→ Exercise details
Convert everything from the line containing "Identify all the" down to the line containing "detail-row-pharmacy: APTEKA XXXXXXX", both included, into a Markdown table with the columns Row and Text. Put a running number in Row and the line itself in Text, and leave out any blank lines.

→ Provided records
§ §

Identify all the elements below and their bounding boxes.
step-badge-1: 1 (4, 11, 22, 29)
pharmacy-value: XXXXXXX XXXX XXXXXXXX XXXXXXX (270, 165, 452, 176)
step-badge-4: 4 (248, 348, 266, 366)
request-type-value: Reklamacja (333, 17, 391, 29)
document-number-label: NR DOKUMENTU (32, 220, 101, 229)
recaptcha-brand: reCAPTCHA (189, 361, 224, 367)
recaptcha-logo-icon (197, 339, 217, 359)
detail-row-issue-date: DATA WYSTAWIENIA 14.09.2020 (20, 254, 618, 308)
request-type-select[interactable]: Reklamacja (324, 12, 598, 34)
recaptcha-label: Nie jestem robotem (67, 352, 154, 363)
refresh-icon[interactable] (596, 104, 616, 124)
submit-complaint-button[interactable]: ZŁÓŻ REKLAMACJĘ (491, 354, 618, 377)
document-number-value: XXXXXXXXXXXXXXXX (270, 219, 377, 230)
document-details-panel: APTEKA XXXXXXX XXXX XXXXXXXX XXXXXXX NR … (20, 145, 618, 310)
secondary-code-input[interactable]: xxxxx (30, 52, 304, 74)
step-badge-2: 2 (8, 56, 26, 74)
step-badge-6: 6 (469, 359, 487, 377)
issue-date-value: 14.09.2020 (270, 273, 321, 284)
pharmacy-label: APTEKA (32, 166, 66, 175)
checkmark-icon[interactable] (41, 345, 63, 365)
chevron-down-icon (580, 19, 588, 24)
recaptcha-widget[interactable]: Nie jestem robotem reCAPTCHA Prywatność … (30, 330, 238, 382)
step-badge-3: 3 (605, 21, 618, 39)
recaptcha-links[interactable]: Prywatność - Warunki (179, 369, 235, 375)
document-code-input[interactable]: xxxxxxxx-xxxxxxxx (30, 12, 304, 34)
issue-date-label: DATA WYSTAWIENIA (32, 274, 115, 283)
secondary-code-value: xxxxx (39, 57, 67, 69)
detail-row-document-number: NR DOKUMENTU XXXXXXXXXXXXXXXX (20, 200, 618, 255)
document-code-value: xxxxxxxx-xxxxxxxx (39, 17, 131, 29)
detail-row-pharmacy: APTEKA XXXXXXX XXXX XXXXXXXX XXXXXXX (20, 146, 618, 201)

§ §

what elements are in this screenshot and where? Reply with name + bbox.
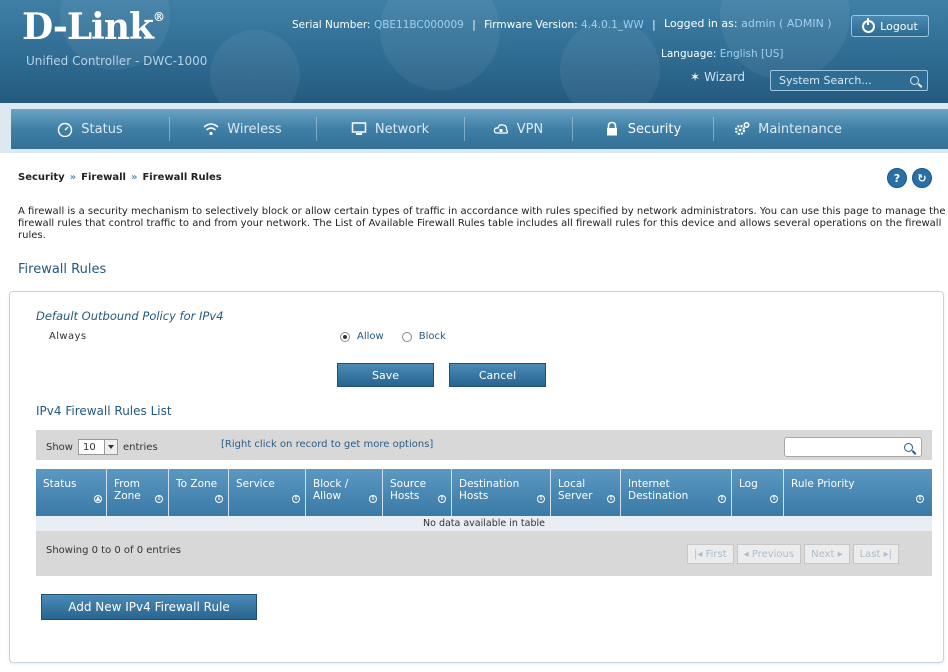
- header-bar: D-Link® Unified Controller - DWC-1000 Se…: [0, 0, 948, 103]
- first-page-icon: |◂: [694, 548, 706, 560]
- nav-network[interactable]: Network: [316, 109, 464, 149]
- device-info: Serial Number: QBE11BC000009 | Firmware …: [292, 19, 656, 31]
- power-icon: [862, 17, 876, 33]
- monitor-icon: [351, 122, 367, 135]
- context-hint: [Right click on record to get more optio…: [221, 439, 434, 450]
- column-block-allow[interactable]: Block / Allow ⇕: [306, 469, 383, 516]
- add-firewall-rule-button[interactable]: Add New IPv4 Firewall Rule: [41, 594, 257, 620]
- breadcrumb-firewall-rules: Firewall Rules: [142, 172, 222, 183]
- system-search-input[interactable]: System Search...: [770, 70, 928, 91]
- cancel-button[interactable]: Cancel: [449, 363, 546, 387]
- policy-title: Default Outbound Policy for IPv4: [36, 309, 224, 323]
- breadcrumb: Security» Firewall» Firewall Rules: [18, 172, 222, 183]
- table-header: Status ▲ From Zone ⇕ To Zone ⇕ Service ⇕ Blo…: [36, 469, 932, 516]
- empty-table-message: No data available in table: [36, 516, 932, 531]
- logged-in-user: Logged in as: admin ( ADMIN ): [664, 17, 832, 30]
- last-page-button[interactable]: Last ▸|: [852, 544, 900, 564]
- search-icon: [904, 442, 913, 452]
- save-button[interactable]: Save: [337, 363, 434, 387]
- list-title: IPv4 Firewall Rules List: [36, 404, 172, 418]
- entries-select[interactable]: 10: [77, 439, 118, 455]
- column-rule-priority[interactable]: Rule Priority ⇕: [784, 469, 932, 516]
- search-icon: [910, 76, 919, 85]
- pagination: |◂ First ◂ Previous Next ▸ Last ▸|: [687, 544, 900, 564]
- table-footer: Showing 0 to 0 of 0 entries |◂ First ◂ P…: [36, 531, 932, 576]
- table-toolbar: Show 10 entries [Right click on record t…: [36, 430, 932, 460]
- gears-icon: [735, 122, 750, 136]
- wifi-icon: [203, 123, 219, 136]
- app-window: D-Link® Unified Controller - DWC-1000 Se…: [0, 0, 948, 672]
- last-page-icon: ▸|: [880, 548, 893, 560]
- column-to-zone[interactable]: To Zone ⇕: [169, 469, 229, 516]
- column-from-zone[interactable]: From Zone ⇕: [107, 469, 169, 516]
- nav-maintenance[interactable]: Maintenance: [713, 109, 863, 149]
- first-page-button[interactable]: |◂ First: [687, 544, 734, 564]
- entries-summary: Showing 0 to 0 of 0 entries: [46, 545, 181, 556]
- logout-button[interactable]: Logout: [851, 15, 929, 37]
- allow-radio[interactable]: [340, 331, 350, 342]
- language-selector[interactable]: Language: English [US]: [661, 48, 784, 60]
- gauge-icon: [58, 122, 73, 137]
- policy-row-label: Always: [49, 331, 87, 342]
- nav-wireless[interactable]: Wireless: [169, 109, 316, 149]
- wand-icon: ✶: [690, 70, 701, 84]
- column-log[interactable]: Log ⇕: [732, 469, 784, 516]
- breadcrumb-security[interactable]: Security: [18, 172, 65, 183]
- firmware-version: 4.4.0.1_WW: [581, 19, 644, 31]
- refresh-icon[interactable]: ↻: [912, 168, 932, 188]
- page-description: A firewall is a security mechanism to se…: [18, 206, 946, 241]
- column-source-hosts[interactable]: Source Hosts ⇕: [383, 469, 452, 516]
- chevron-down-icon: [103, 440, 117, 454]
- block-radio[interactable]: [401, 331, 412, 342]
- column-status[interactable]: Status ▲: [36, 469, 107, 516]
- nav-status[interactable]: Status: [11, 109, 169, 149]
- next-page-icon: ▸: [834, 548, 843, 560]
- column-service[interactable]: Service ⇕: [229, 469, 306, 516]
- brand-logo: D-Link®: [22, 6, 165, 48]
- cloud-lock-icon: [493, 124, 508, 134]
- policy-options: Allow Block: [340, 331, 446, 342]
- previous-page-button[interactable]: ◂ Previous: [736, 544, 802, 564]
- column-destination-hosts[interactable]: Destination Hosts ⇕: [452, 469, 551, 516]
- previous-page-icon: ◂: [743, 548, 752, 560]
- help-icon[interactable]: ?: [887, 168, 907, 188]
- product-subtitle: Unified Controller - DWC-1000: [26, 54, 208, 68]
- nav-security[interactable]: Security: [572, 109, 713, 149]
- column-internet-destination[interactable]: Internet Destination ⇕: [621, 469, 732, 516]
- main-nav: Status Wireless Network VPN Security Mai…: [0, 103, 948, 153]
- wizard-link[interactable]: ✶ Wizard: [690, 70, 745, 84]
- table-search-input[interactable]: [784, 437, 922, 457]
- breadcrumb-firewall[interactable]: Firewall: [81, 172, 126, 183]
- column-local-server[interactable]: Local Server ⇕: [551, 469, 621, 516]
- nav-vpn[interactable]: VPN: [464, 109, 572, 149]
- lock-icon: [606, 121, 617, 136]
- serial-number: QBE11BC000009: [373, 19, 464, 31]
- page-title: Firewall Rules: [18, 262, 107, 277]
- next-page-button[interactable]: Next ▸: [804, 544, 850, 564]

§ §

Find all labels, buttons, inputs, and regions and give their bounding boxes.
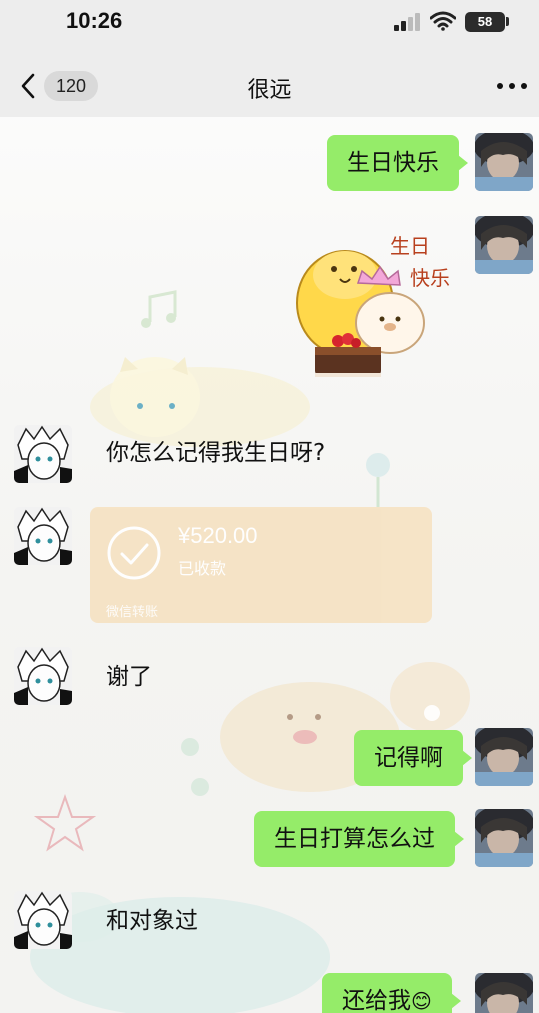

§ §

→ Response
| Row | Text |
|---|---|
| 1 | Identify all the elements below and their bounding boxes. |
| 2 | step-badge-1: 1 (4, 11, 22, 29) |
| 3 | pharmacy-value: XXXXXXX XXXX XXXXXXXX XXXXXXX (270, 165, 452, 176) |
| 4 | step-badge-4: 4 (248, 348, 266, 366) |
| 5 | request-type-value: Reklamacja (333, 17, 391, 29) |
| 6 | document-number-label: NR DOKUMENTU (32, 220, 101, 229) |
| 7 | recaptcha-brand: reCAPTCHA (189, 361, 224, 367) |
| 8 | recaptcha-logo-icon (197, 339, 217, 359) |
| 9 | detail-row-issue-date: DATA WYSTAWIENIA 14.09.2020 (20, 254, 618, 308) |
| 10 | request-type-select[interactable]: Reklamacja (324, 12, 598, 34) |
| 11 | recaptcha-label: Nie jestem robotem (67, 352, 154, 363) |
| 12 | refresh-icon[interactable] (596, 104, 616, 124) |
| 13 | submit-complaint-button[interactable]: ZŁÓŻ REKLAMACJĘ (491, 354, 618, 377) |
| 14 | document-number-value: XXXXXXXXXXXXXXXX (270, 219, 377, 230) |
| 15 | document-details-panel: APTEKA XXXXXXX XXXX XXXXXXXX XXXXXXX NR … (20, 145, 618, 310) |
| 16 | secondary-code-input[interactable]: xxxxx (30, 52, 304, 74) |
| 17 | step-badge-2: 2 (8, 56, 26, 74) |
| 18 | step-badge-6: 6 (469, 359, 487, 377) |
| 19 | issue-date-value: 14.09.2020 (270, 273, 321, 284) |
| 20 | pharmacy-label: APTEKA (32, 166, 66, 175) |
| 21 | checkmark-icon[interactable] (41, 345, 63, 365) |
| 22 | chevron-down-icon (580, 19, 588, 24) |
| 23 | recaptcha-widget[interactable]: Nie jestem robotem reCAPTCHA Prywatność … (30, 330, 238, 382) |
| 24 | step-badge-3: 3 (605, 21, 618, 39) |
| 25 | recaptcha-links[interactable]: Prywatność - Warunki (179, 369, 235, 375) |
| 26 | document-code-input[interactable]: xxxxxxxx-xxxxxxxx (30, 12, 304, 34) |
| 27 | issue-date-label: DATA WYSTAWIENIA (32, 274, 115, 283) |
| 28 | secondary-code-value: xxxxx (39, 57, 67, 69) |
| 29 | detail-row-document-number: NR DOKUMENTU XXXXXXXXXXXXXXXX (20, 200, 618, 255) |
| 30 | document-code-value: xxxxxxxx-xxxxxxxx (39, 17, 131, 29) |
| 31 | detail-row-pharmacy: APTEKA XXXXXXX XXXX XXXXXXXX XXXXXXX (20, 146, 618, 201) |